BEGIN Document text

Scientific classification
- Kingdom: Animalia
- Phylum: Chordata
- Class: Mammalia
- Order: Eulipotyphla
- Family: Soricidae
- Genus: Myosorex
- Species: M. kihaulei
- Binomial name: Myosorex kihaulei Stanley & Hutterer, 2000

= Kihaule's mouse shrew =

- Genus: Myosorex
- Species: kihaulei
- Authority: Stanley & Hutterer, 2000
- Conservation status: EN

Species of mammal

Kihaule's mouse shrew (Myosorex kihaulei) is a species of mammal in the family Soricidae endemic to Tanzania where it is known only from the Udzungwa Mountains, at the western end of the Eastern Arc Mountains. Its natural habitats are subtropical or tropical moist montane forests and plantations. It is threatened by habitat destruction and the International Union for Conservation of Nature has assessed its conservation status as being "endangered". It was named after Philip M. Kihaule, a medical-entomological technician, who considerably contributed to the documenting of the small mammals of Tanzania and collected the type specimen of this shrew.

==Description==
Kihaule's mouse shrew has a head-and-body length of between 70 and 84 mm and a tail length of between 36 and 46 mm. The dorsal fur is dark brown, the individual hairs having brownish-black bases and paler brown tips. The ventral fur is brown, but not such a rich shade as that of the Geata mouse shrew (Myosorex geata), which it otherwise resembles. The tubercles on the hind feet are large and rounded, and the claws are sturdy. The tail is about half the length of the combined head-and-body.

END Document text
BEGIN Information supplied

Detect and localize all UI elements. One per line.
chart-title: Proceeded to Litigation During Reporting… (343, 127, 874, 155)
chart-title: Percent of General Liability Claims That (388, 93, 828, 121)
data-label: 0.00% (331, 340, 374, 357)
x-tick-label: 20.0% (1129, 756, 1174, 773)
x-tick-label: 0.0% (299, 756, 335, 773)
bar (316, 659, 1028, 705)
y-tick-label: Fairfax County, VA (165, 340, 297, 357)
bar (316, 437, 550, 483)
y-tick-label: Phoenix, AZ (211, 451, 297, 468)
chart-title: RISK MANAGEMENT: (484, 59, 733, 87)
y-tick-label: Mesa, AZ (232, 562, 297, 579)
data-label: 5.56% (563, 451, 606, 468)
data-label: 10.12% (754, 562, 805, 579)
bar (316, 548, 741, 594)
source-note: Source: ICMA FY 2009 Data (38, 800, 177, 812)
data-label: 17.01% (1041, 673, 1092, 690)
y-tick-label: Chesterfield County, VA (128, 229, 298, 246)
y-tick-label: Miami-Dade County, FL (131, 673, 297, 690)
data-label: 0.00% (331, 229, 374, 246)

END Information supplied

● **What the exercise asks**: Continue the article on Kihaule's mouse shrew from the point where it stops.

● **Result below**:
==Distribution and habitat==
This shrew is endemic to Tanzania, and is only known from the Udzungwa Mountains, one of the ranges of the Eastern Arc Mountains, although some specimens of a species of Myosorex on Mount Rungwe might prove to be M. kihaulei. At one time these mountains were part of a continuous belt of rainforest, but climate changes resulted in the lowland areas between the mountains becoming savannah, and the forest on each mountain range was separated from the neighbouring ranges, resulting in much endemism. This shrew is found in moist montane forest, including swamp forest and areas of bamboo, at altitudes of over 1400 m.

==Status==
Kihaule's mouse shrew is estimated to have a total area of occupation of 1616 km2. This shrew is a common species in suitable habitats within its range, but it is threatened by deforestation as land is cleared for agricultural production. It is unclear whether it is able to adapt to live in degraded habitats such as secondary forest, although one individual was found in a tea plantation. Because of these factors, the International Union for Conservation of Nature has assessed its conservation status as being "endangered".